OBJECTIVE: Type out every line below exactly as it reads.

(Saved entries)
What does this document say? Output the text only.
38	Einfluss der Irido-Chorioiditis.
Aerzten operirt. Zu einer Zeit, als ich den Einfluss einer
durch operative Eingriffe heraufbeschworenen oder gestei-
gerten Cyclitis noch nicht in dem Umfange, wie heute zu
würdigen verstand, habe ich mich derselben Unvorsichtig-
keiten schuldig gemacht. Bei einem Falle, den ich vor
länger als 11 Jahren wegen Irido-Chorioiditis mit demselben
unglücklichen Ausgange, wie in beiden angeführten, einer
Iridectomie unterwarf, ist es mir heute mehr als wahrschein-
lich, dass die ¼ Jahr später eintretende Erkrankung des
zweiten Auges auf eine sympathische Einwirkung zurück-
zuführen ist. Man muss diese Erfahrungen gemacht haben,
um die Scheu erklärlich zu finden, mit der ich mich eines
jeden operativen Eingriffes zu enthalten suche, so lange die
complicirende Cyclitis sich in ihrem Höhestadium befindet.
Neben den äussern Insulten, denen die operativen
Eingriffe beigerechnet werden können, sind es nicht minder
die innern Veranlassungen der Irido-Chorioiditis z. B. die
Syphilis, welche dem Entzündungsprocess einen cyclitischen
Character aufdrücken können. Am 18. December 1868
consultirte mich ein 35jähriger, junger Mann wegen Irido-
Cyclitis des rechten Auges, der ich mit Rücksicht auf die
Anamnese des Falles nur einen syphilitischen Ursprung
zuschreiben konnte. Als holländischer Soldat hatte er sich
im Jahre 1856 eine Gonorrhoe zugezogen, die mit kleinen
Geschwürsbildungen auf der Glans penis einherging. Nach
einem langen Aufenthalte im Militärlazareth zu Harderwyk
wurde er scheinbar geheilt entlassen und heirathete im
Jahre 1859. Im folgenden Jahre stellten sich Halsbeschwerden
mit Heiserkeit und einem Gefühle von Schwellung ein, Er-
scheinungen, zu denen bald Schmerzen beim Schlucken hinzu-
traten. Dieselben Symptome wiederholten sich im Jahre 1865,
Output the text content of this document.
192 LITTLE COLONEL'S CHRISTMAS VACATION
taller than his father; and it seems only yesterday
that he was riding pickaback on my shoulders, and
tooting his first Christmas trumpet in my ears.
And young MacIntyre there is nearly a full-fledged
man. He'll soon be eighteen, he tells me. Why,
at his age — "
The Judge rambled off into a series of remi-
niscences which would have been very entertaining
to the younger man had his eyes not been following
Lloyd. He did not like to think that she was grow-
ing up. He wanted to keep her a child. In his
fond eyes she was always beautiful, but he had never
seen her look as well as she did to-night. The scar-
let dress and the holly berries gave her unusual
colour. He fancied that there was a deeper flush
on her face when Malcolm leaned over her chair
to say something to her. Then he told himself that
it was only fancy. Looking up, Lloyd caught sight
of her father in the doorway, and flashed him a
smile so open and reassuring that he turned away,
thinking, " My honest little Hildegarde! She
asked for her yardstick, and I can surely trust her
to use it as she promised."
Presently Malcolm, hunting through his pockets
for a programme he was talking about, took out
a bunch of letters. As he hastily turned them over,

THE RESPONSE:
What does this document say? Output the text only.
38	Einfluss der Irido-Chorioiditis.
Aerzten operirt. Zu einer Zeit, als ich den Einfluss einer
durch operative Eingriffe heraufbeschworenen oder gestei-
gerten Cyclitis noch nicht in dem Umfange, wie heute zu
würdigen verstand, habe ich mich derselben Unvorsichtig-
keiten schuldig gemacht. Bei einem Falle, den ich vor
länger als 11 Jahren wegen Irido-Chorioiditis mit demselben
unglücklichen Ausgange, wie in beiden angeführten, einer
Iridectomie unterwarf, ist es mir heute mehr als wahrschein-
lich, dass die ¼ Jahr später eintretende Erkrankung des
zweiten Auges auf eine sympathische Einwirkung zurück-
zuführen ist. Man muss diese Erfahrungen gemacht haben,
um die Scheu erklärlich zu finden, mit der ich mich eines
jeden operativen Eingriffes zu enthalten suche, so lange die
complicirende Cyclitis sich in ihrem Höhestadium befindet.
Neben den äussern Insulten, denen die operativen
Eingriffe beigerechnet werden können, sind es nicht minder
die innern Veranlassungen der Irido-Chorioiditis z. B. die
Syphilis, welche dem Entzündungsprocess einen cyclitischen
Character aufdrücken können. Am 18. December 1868
consultirte mich ein 35jähriger, junger Mann wegen Irido-
Cyclitis des rechten Auges, der ich mit Rücksicht auf die
Anamnese des Falles nur einen syphilitischen Ursprung
zuschreiben konnte. Als holländischer Soldat hatte er sich
im Jahre 1856 eine Gonorrhoe zugezogen, die mit kleinen
Geschwürsbildungen auf der Glans penis einherging. Nach
einem langen Aufenthalte im Militärlazareth zu Harderwyk
wurde er scheinbar geheilt entlassen und heirathete im
Jahre 1859. Im folgenden Jahre stellten sich Halsbeschwerden
mit Heiserkeit und einem Gefühle von Schwellung ein, Er-
scheinungen, zu denen bald Schmerzen beim Schlucken hinzu-
traten. Dieselben Symptome wiederholten sich im Jahre 1865,
Output the text content of this document.
192 LITTLE COLONEL'S CHRISTMAS VACATION
taller than his father; and it seems only yesterday
that he was riding pickaback on my shoulders, and
tooting his first Christmas trumpet in my ears.
And young MacIntyre there is nearly a full-fledged
man. He'll soon be eighteen, he tells me. Why,
at his age — "
The Judge rambled off into a series of remi-
niscences which would have been very entertaining
to the younger man had his eyes not been following
Lloyd. He did not like to think that she was grow-
ing up. He wanted to keep her a child. In his
fond eyes she was always beautiful, but he had never
seen her look as well as she did to-night. The scar-
let dress and the holly berries gave her unusual
colour. He fancied that there was a deeper flush
on her face when Malcolm leaned over her chair
to say something to her. Then he told himself that
it was only fancy. Looking up, Lloyd caught sight
of her father in the doorway, and flashed him a
smile so open and reassuring that he turned away,
thinking, " My honest little Hildegarde! She
asked for her yardstick, and I can surely trust her
to use it as she promised."
Presently Malcolm, hunting through his pockets
for a programme he was talking about, took out
a bunch of letters. As he hastily turned them over,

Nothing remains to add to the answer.